**** Information supplied

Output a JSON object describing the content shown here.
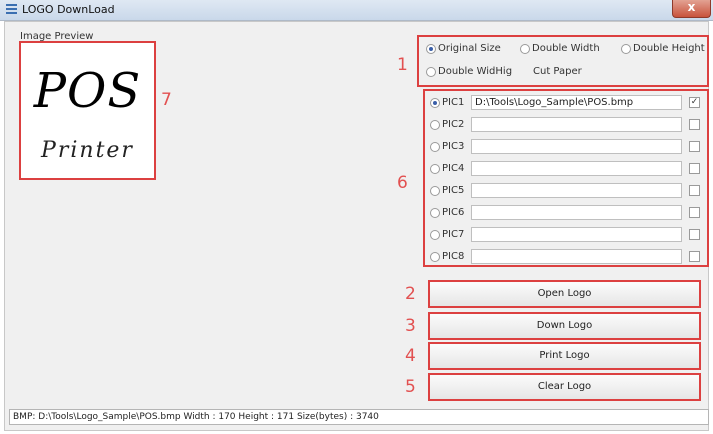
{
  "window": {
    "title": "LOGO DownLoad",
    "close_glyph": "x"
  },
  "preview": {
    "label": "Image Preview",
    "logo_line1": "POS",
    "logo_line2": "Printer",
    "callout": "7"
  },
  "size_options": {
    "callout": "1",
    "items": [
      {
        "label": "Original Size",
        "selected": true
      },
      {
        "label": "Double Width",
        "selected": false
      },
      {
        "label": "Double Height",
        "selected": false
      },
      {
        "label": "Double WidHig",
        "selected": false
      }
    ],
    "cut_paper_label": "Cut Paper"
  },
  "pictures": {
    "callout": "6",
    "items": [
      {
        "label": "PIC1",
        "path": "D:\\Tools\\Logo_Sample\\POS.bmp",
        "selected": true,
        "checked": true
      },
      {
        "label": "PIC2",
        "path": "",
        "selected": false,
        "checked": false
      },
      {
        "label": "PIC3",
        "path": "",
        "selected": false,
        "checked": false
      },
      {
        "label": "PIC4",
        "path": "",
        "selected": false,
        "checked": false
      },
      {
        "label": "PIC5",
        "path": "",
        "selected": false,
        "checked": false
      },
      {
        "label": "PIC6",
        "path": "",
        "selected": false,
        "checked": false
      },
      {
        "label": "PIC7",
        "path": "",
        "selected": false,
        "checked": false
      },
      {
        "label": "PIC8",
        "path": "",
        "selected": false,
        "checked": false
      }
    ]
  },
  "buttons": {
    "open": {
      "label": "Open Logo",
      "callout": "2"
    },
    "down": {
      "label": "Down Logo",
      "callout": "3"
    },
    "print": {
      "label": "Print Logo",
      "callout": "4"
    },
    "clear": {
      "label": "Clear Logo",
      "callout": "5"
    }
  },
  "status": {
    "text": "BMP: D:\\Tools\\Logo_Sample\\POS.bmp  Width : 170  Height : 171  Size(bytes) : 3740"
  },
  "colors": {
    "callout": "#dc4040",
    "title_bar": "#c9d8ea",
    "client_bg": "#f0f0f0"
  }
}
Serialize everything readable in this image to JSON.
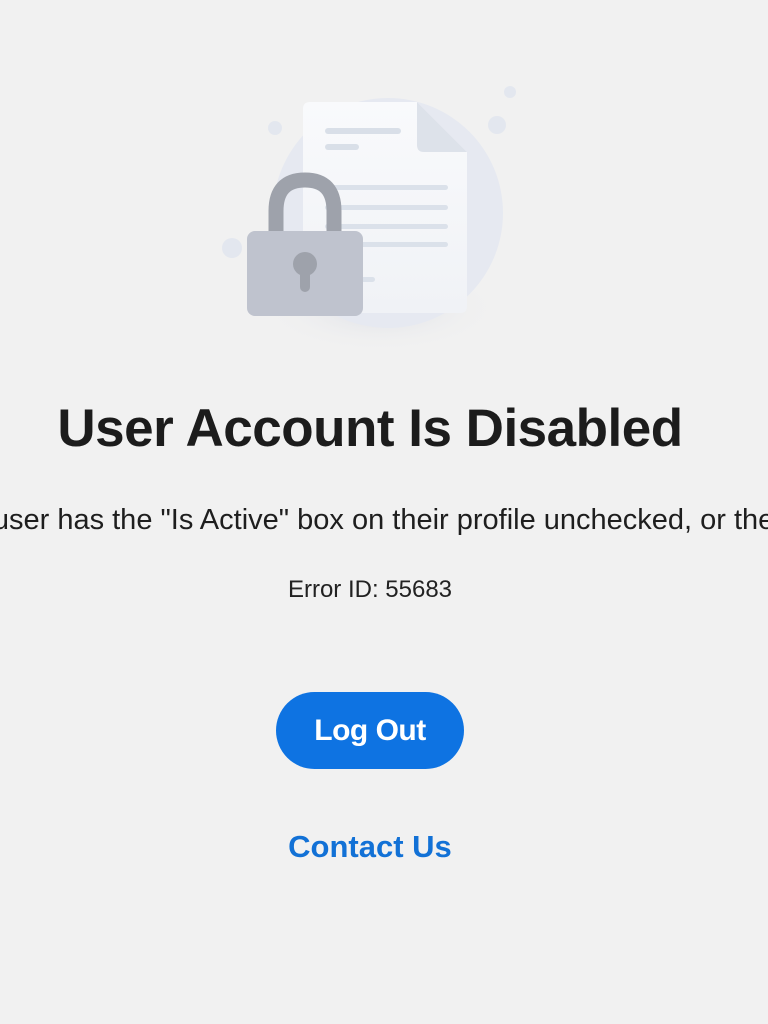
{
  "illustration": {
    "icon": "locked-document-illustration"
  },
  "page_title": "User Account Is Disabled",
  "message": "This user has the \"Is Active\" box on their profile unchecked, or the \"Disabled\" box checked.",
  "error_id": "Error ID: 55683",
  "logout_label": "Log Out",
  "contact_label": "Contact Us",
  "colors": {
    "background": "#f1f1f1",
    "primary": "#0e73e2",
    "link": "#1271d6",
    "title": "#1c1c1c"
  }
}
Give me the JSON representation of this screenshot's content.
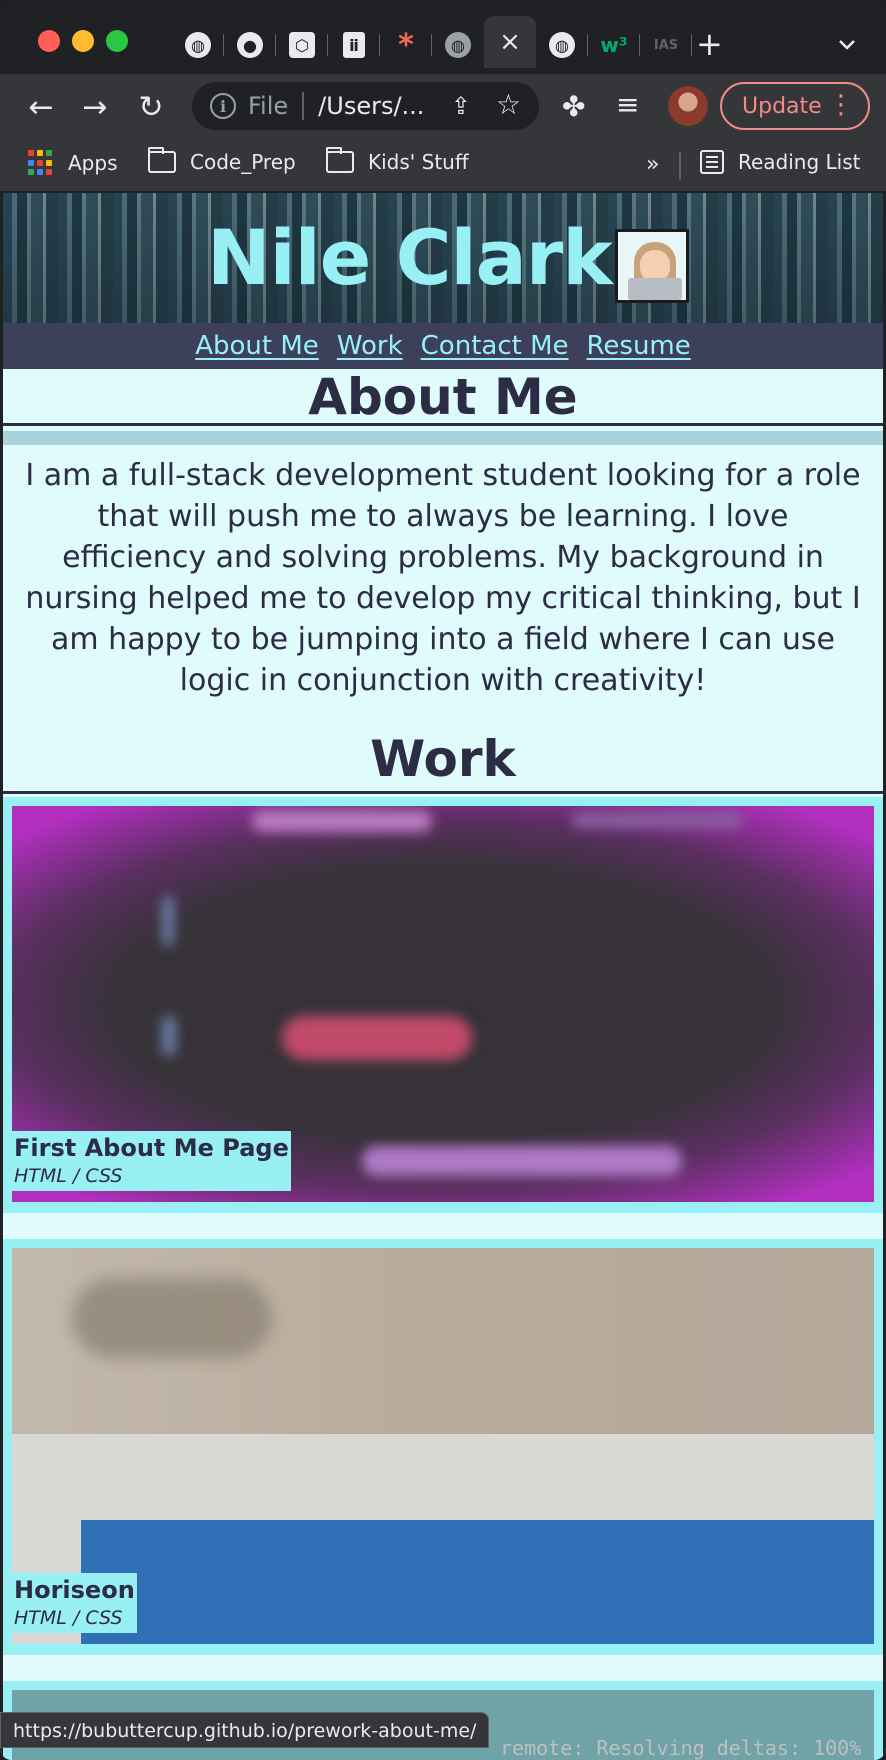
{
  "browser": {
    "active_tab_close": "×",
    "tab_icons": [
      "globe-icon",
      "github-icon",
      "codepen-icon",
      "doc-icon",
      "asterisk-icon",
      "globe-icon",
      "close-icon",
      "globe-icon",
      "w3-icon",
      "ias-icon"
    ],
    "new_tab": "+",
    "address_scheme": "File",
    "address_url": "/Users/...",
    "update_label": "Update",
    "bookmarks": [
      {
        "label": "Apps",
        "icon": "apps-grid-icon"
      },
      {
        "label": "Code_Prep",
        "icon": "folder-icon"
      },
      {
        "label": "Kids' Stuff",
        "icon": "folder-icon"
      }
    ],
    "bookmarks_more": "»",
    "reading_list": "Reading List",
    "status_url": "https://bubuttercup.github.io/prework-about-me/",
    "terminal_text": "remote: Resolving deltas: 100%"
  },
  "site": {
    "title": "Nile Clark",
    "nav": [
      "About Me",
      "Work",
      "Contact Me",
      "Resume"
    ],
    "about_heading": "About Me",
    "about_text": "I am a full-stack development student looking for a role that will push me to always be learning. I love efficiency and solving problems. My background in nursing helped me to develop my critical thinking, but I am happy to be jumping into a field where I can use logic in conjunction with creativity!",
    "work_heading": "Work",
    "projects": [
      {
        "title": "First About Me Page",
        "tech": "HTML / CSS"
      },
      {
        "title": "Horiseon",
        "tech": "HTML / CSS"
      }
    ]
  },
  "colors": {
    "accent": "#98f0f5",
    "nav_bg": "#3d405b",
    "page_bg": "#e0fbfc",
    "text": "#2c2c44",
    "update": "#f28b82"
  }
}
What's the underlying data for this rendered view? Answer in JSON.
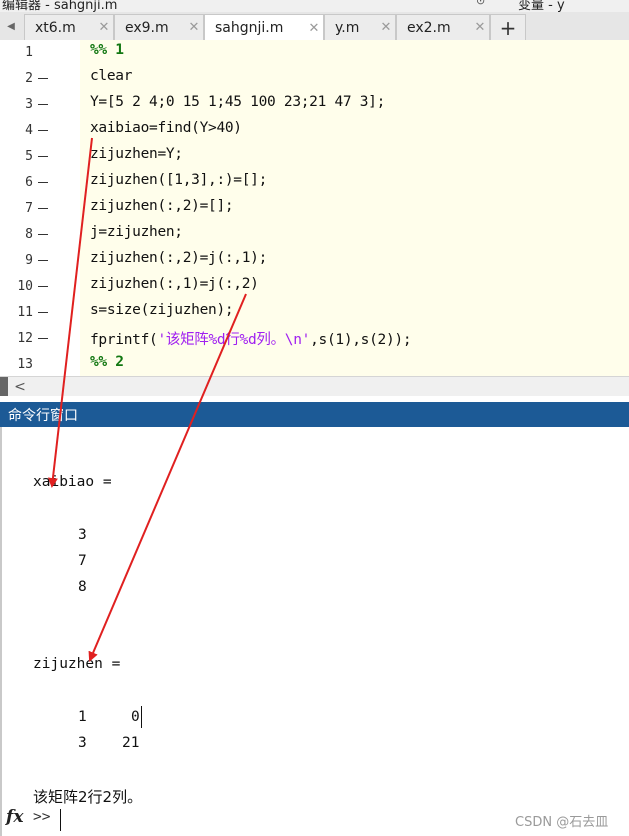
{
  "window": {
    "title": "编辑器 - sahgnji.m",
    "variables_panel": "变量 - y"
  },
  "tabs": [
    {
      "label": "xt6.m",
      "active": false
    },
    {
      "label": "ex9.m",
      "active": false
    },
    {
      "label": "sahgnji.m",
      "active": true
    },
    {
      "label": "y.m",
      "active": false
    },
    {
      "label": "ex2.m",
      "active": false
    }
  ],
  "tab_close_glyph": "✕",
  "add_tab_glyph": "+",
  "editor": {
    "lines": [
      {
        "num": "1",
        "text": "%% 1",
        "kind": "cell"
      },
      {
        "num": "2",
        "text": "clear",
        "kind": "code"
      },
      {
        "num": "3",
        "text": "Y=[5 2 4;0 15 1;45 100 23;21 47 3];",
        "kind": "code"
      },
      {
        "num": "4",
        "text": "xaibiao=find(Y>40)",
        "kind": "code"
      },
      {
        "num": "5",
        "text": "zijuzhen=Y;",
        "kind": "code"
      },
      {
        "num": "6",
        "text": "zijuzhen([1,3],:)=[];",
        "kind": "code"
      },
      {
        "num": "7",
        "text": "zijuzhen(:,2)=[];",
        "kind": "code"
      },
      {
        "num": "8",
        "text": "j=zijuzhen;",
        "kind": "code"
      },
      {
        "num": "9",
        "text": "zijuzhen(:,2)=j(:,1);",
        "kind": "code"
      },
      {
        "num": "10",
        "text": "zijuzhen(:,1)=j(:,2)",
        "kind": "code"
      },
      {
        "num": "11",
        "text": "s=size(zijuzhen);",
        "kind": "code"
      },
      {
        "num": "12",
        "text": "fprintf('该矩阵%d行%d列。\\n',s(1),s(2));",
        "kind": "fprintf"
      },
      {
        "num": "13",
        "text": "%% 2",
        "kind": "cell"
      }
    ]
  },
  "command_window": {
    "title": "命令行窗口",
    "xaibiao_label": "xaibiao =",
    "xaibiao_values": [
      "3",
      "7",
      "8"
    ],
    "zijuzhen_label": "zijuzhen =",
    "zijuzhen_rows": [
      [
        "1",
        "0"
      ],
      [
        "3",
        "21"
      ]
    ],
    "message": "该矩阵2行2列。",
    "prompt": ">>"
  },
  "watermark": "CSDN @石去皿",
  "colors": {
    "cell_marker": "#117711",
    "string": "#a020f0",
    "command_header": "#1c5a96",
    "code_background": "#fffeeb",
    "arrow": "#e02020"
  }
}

********

Task objective:
Reproduce the full listing above verbatim, with no pictures included.

Correct result:
Output a JSON object describing the content shown here.
{
  "window": {
    "title": "LOGO DownLoad",
    "close_glyph": "x"
  },
  "preview": {
    "label": "Image Preview",
    "logo_line1": "POS",
    "logo_line2": "Printer",
    "callout": "7"
  },
  "size_options": {
    "callout": "1",
    "items": [
      {
        "label": "Original Size",
        "selected": true
      },
      {
        "label": "Double Width",
        "selected": false
      },
      {
        "label": "Double Height",
        "selected": false
      },
      {
        "label": "Double WidHig",
        "selected": false
      }
    ],
    "cut_paper_label": "Cut Paper"
  },
  "pictures": {
    "callout": "6",
    "items": [
      {
        "label": "PIC1",
        "path": "D:\\Tools\\Logo_Sample\\POS.bmp",
        "selected": true,
        "checked": true
      },
      {
        "label": "PIC2",
        "path": "",
        "selected": false,
        "checked": false
      },
      {
        "label": "PIC3",
        "path": "",
        "selected": false,
        "checked": false
      },
      {
        "label": "PIC4",
        "path": "",
        "selected": false,
        "checked": false
      },
      {
        "label": "PIC5",
        "path": "",
        "selected": false,
        "checked": false
      },
      {
        "label": "PIC6",
        "path": "",
        "selected": false,
        "checked": false
      },
      {
        "label": "PIC7",
        "path": "",
        "selected": false,
        "checked": false
      },
      {
        "label": "PIC8",
        "path": "",
        "selected": false,
        "checked": false
      }
    ]
  },
  "buttons": {
    "open": {
      "label": "Open Logo",
      "callout": "2"
    },
    "down": {
      "label": "Down Logo",
      "callout": "3"
    },
    "print": {
      "label": "Print Logo",
      "callout": "4"
    },
    "clear": {
      "label": "Clear Logo",
      "callout": "5"
    }
  },
  "status": {
    "text": "BMP: D:\\Tools\\Logo_Sample\\POS.bmp  Width : 170  Height : 171  Size(bytes) : 3740"
  },
  "colors": {
    "callout": "#dc4040",
    "title_bar": "#c9d8ea",
    "client_bg": "#f0f0f0"
  }
}
Serialize everything readable in this image to JSON.
{
  "illustration": {
    "icon": "locked-document-illustration"
  },
  "page_title": "User Account Is Disabled",
  "message": "This user has the \"Is Active\" box on their profile unchecked, or the \"Disabled\" box checked.",
  "error_id": "Error ID: 55683",
  "logout_label": "Log Out",
  "contact_label": "Contact Us",
  "colors": {
    "background": "#f1f1f1",
    "primary": "#0e73e2",
    "link": "#1271d6",
    "title": "#1c1c1c"
  }
}
Give me the JSON representation of this screenshot's content.
{
  "browser": {
    "active_tab_close": "×",
    "tab_icons": [
      "globe-icon",
      "github-icon",
      "codepen-icon",
      "doc-icon",
      "asterisk-icon",
      "globe-icon",
      "close-icon",
      "globe-icon",
      "w3-icon",
      "ias-icon"
    ],
    "new_tab": "+",
    "address_scheme": "File",
    "address_url": "/Users/...",
    "update_label": "Update",
    "bookmarks": [
      {
        "label": "Apps",
        "icon": "apps-grid-icon"
      },
      {
        "label": "Code_Prep",
        "icon": "folder-icon"
      },
      {
        "label": "Kids' Stuff",
        "icon": "folder-icon"
      }
    ],
    "bookmarks_more": "»",
    "reading_list": "Reading List",
    "status_url": "https://bubuttercup.github.io/prework-about-me/",
    "terminal_text": "remote: Resolving deltas: 100%"
  },
  "site": {
    "title": "Nile Clark",
    "nav": [
      "About Me",
      "Work",
      "Contact Me",
      "Resume"
    ],
    "about_heading": "About Me",
    "about_text": "I am a full-stack development student looking for a role that will push me to always be learning. I love efficiency and solving problems. My background in nursing helped me to develop my critical thinking, but I am happy to be jumping into a field where I can use logic in conjunction with creativity!",
    "work_heading": "Work",
    "projects": [
      {
        "title": "First About Me Page",
        "tech": "HTML / CSS"
      },
      {
        "title": "Horiseon",
        "tech": "HTML / CSS"
      }
    ]
  },
  "colors": {
    "accent": "#98f0f5",
    "nav_bg": "#3d405b",
    "page_bg": "#e0fbfc",
    "text": "#2c2c44",
    "update": "#f28b82"
  }
}
What's the underlying data for this rendered view? Answer in JSON.
{
  "window": {
    "title": "编辑器 - sahgnji.m",
    "variables_panel": "变量 - y"
  },
  "tabs": [
    {
      "label": "xt6.m",
      "active": false
    },
    {
      "label": "ex9.m",
      "active": false
    },
    {
      "label": "sahgnji.m",
      "active": true
    },
    {
      "label": "y.m",
      "active": false
    },
    {
      "label": "ex2.m",
      "active": false
    }
  ],
  "tab_close_glyph": "✕",
  "add_tab_glyph": "+",
  "editor": {
    "lines": [
      {
        "num": "1",
        "text": "%% 1",
        "kind": "cell"
      },
      {
        "num": "2",
        "text": "clear",
        "kind": "code"
      },
      {
        "num": "3",
        "text": "Y=[5 2 4;0 15 1;45 100 23;21 47 3];",
        "kind": "code"
      },
      {
        "num": "4",
        "text": "xaibiao=find(Y>40)",
        "kind": "code"
      },
      {
        "num": "5",
        "text": "zijuzhen=Y;",
        "kind": "code"
      },
      {
        "num": "6",
        "text": "zijuzhen([1,3],:)=[];",
        "kind": "code"
      },
      {
        "num": "7",
        "text": "zijuzhen(:,2)=[];",
        "kind": "code"
      },
      {
        "num": "8",
        "text": "j=zijuzhen;",
        "kind": "code"
      },
      {
        "num": "9",
        "text": "zijuzhen(:,2)=j(:,1);",
        "kind": "code"
      },
      {
        "num": "10",
        "text": "zijuzhen(:,1)=j(:,2)",
        "kind": "code"
      },
      {
        "num": "11",
        "text": "s=size(zijuzhen);",
        "kind": "code"
      },
      {
        "num": "12",
        "text": "fprintf('该矩阵%d行%d列。\\n',s(1),s(2));",
        "kind": "fprintf"
      },
      {
        "num": "13",
        "text": "%% 2",
        "kind": "cell"
      }
    ]
  },
  "command_window": {
    "title": "命令行窗口",
    "xaibiao_label": "xaibiao =",
    "xaibiao_values": [
      "3",
      "7",
      "8"
    ],
    "zijuzhen_label": "zijuzhen =",
    "zijuzhen_rows": [
      [
        "1",
        "0"
      ],
      [
        "3",
        "21"
      ]
    ],
    "message": "该矩阵2行2列。",
    "prompt": ">>"
  },
  "watermark": "CSDN @石去皿",
  "colors": {
    "cell_marker": "#117711",
    "string": "#a020f0",
    "command_header": "#1c5a96",
    "code_background": "#fffeeb",
    "arrow": "#e02020"
  }
}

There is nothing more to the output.